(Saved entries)
-----

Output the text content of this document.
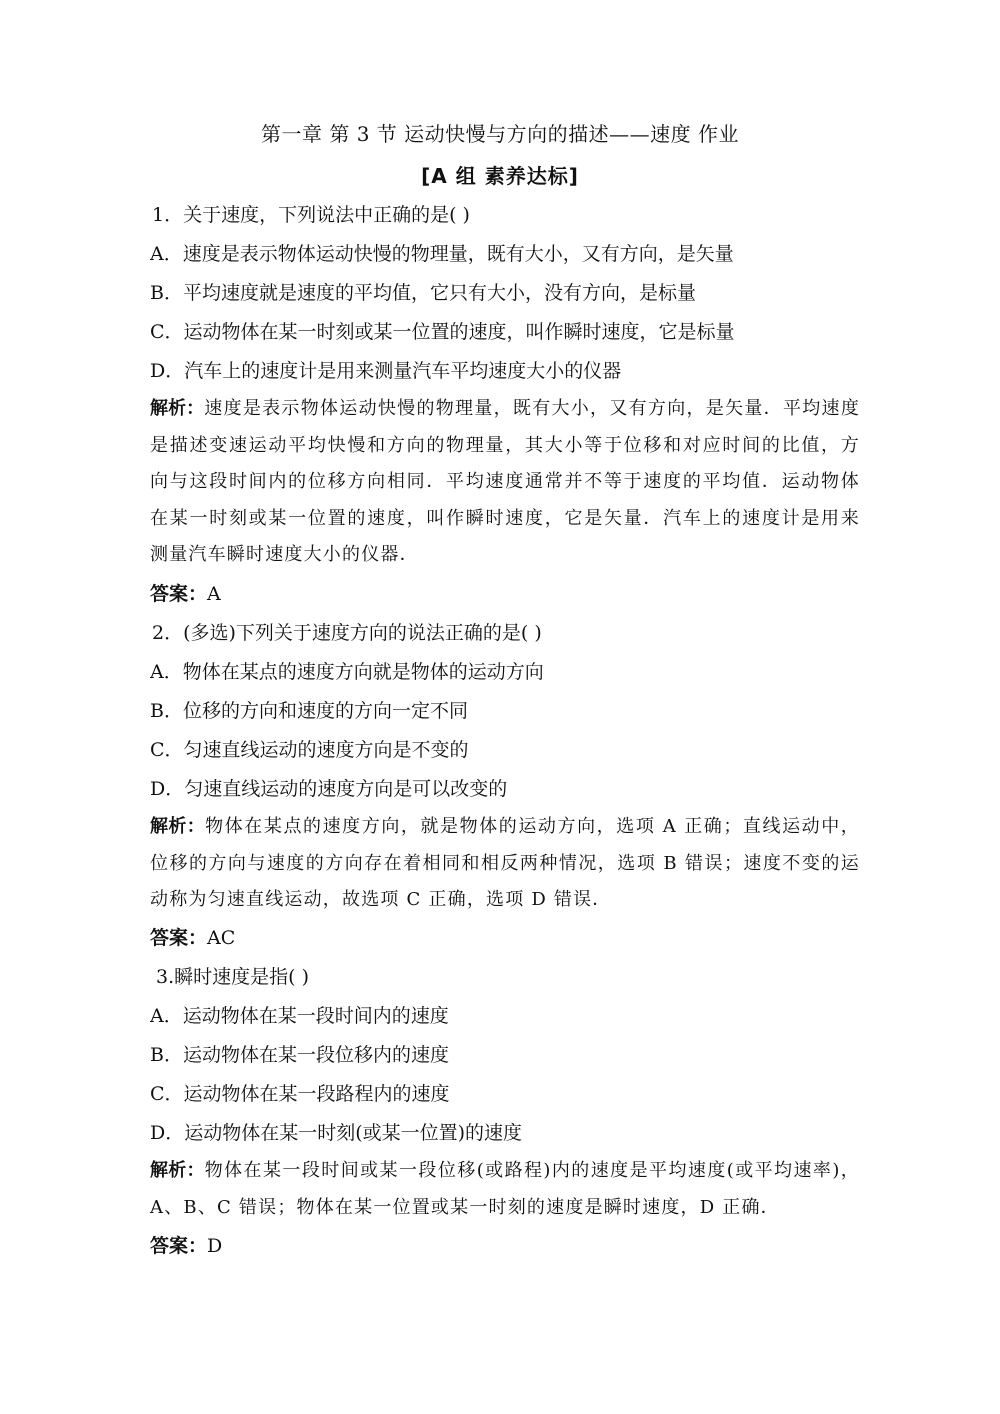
第一章 第 3 节 运动快慢与方向的描述——速度 作业
[A 组 素养达标]
1．关于速度，下列说法中正确的是( )
A．速度是表示物体运动快慢的物理量，既有大小，又有方向，是矢量
B．平均速度就是速度的平均值，它只有大小，没有方向，是标量
C．运动物体在某一时刻或某一位置的速度，叫作瞬时速度，它是标量
D．汽车上的速度计是用来测量汽车平均速度大小的仪器

解析：速度是表示物体运动快慢的物理量，既有大小，又有方向，是矢量．平均速度是描述变速运动平均快慢和方向的物理量，其大小等于位移和对应时间的比值，方向与这段时间内的位移方向相同．平均速度通常并不等于速度的平均值．运动物体在某一时刻或某一位置的速度，叫作瞬时速度，它是矢量．汽车上的速度计是用来测量汽车瞬时速度大小的仪器．

答案：A
2．(多选)下列关于速度方向的说法正确的是( )
A．物体在某点的速度方向就是物体的运动方向
B．位移的方向和速度的方向一定不同
C．匀速直线运动的速度方向是不变的
D．匀速直线运动的速度方向是可以改变的

解析：物体在某点的速度方向，就是物体的运动方向，选项 A 正确；直线运动中，位移的方向与速度的方向存在着相同和相反两种情况，选项 B 错误；速度不变的运动称为匀速直线运动，故选项 C 正确，选项 D 错误．

答案：AC
3.瞬时速度是指( )
A．运动物体在某一段时间内的速度
B．运动物体在某一段位移内的速度
C．运动物体在某一段路程内的速度
D．运动物体在某一时刻(或某一位置)的速度

解析：物体在某一段时间或某一段位移(或路程)内的速度是平均速度(或平均速率)，A、B、C 错误；物体在某一位置或某一时刻的速度是瞬时速度，D 正确．

答案：D
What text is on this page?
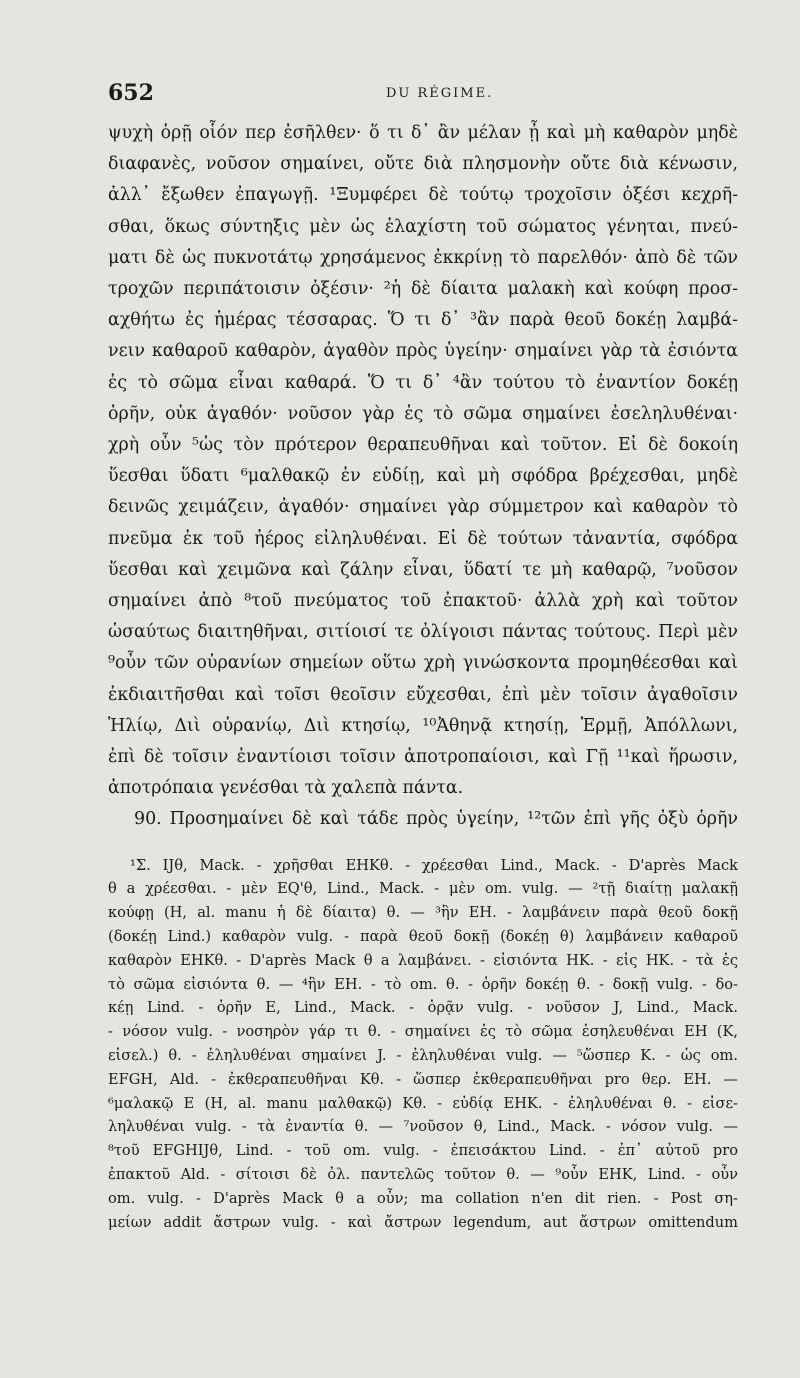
652	DU RÉGIME.
ψυχὴ ὁρῇ οἷόν περ ἐσῆλθεν· ὅ τι δ᾽ ἂν μέλαν ᾖ καὶ μὴ καθαρὸν μηδὲ
διαφανὲς, νοῦσον σημαίνει, οὔτε διὰ πλησμονὴν οὔτε διὰ κένωσιν,
ἀλλ᾽ ἔξωθεν ἐπαγωγῇ. ¹Ξυμφέρει δὲ τούτῳ τροχοῖσιν ὀξέσι κεχρῆ-
σθαι, ὅκως σύντηξις μὲν ὡς ἐλαχίστη τοῦ σώματος γένηται, πνεύ-
ματι δὲ ὡς πυκνοτάτῳ χρησάμενος ἐκκρίνῃ τὸ παρελθόν· ἀπὸ δὲ τῶν
τροχῶν περιπάτοισιν ὀξέσιν· ²ἡ δὲ δίαιτα μαλακὴ καὶ κούφη προσ-
αχθήτω ἐς ἡμέρας τέσσαρας. Ὅ τι δ᾽ ³ἂν παρὰ θεοῦ δοκέῃ λαμβά-
νειν καθαροῦ καθαρὸν, ἀγαθὸν πρὸς ὑγείην· σημαίνει γὰρ τὰ ἐσιόντα
ἐς τὸ σῶμα εἶναι καθαρά. Ὅ τι δ᾽ ⁴ἂν τούτου τὸ ἐναντίον δοκέῃ
ὁρῆν, οὐκ ἀγαθόν· νοῦσον γὰρ ἐς τὸ σῶμα σημαίνει ἐσεληλυθέναι·
χρὴ οὖν ⁵ὡς τὸν πρότερον θεραπευθῆναι καὶ τοῦτον. Εἰ δὲ δοκοίη
ὕεσθαι ὕδατι ⁶μαλθακῷ ἐν εὐδίῃ, καὶ μὴ σφόδρα βρέχεσθαι, μηδὲ
δεινῶς χειμάζειν, ἀγαθόν· σημαίνει γὰρ σύμμετρον καὶ καθαρὸν τὸ
πνεῦμα ἐκ τοῦ ἠέρος εἰληλυθέναι. Εἰ δὲ τούτων τἀναντία, σφόδρα
ὕεσθαι καὶ χειμῶνα καὶ ζάλην εἶναι, ὕδατί τε μὴ καθαρῷ, ⁷νοῦσον
σημαίνει ἀπὸ ⁸τοῦ πνεύματος τοῦ ἐπακτοῦ· ἀλλὰ χρὴ καὶ τοῦτον
ὡσαύτως διαιτηθῆναι, σιτίοισί τε ὀλίγοισι πάντας τούτους. Περὶ μὲν
⁹οὖν τῶν οὐρανίων σημείων οὕτω χρὴ γινώσκοντα προμηθέεσθαι καὶ
ἐκδιαιτῆσθαι καὶ τοῖσι θεοῖσιν εὔχεσθαι, ἐπὶ μὲν τοῖσιν ἀγαθοῖσιν
Ἡλίῳ, Διὶ οὐρανίῳ, Διὶ κτησίῳ, ¹⁰Ἀθηνᾷ κτησίῃ, Ἑρμῇ, Ἀπόλλωνι,
ἐπὶ δὲ τοῖσιν ἐναντίοισι τοῖσιν ἀποτροπαίοισι, καὶ Γῇ ¹¹καὶ ἥρωσιν,
ἀποτρόπαια γενέσθαι τὰ χαλεπὰ πάντα.
90. Προσημαίνει δὲ καὶ τάδε πρὸς ὑγείην, ¹²τῶν ἐπὶ γῆς ὀξὺ ὁρῆν
¹Σ. IJθ, Mack. - χρῆσθαι EHKθ. - χρέεσθαι Lind., Mack. - D'après Mack
θ a χρέεσθαι. - μὲν EQ'θ, Lind., Mack. - μὲν om. vulg. — ²τῇ διαίτῃ μαλακῇ
κούφῃ (H, al. manu ἡ δὲ δίαιτα) θ. — ³ἣν EH. - λαμβάνειν παρὰ θεοῦ δοκῇ
(δοκέῃ Lind.) καθαρὸν vulg. - παρὰ θεοῦ δοκῇ (δοκέῃ θ) λαμβάνειν καθαροῦ
καθαρὸν EHKθ. - D'après Mack θ a λαμβάνει. - εἰσιόντα HK. - εἰς HK. - τὰ ἐς
τὸ σῶμα εἰσιόντα θ. — ⁴ἣν EH. - τὸ om. θ. - ὁρῆν δοκέῃ θ. - δοκῇ vulg. - δο-
κέῃ Lind. - ὁρῆν E, Lind., Mack. - ὁρᾷν vulg. - νοῦσον J, Lind., Mack.
- νόσον vulg. - νοσηρὸν γάρ τι θ. - σημαίνει ἐς τὸ σῶμα ἐσηλευθέναι EH (K,
εἰσελ.) θ. - ἐληλυθέναι σημαίνει J. - ἐληλυθέναι vulg. — ⁵ὥσπερ K. - ὡς om.
EFGH, Ald. - ἐκθεραπευθῆναι Kθ. - ὥσπερ ἐκθεραπευθῆναι pro θερ. EH. —
⁶μαλακῷ E (H, al. manu μαλθακῷ) Kθ. - εὐδίᾳ EHK. - ἐληλυθέναι θ. - εἰσε-
ληλυθέναι vulg. - τὰ ἐναντία θ. — ⁷νοῦσον θ, Lind., Mack. - νόσον vulg. —
⁸τοῦ EFGHIJθ, Lind. - τοῦ om. vulg. - ἐπεισάκτου Lind. - ἐπ᾽ αὐτοῦ pro
ἐπακτοῦ Ald. - σίτοισι δὲ ὀλ. παντελῶς τοῦτον θ. — ⁹οὖν EHK, Lind. - οὖν
om. vulg. - D'après Mack θ a οὖν; ma collation n'en dit rien. - Post ση-
μείων addit ἄστρων vulg. - καὶ ἄστρων legendum, aut ἄστρων omittendum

-----

**TASK STATEMENT**
Count every line above that holds the word "ἐπακτοῦ", and state the number and nothing more.

**EXPECTED ANSWER**
2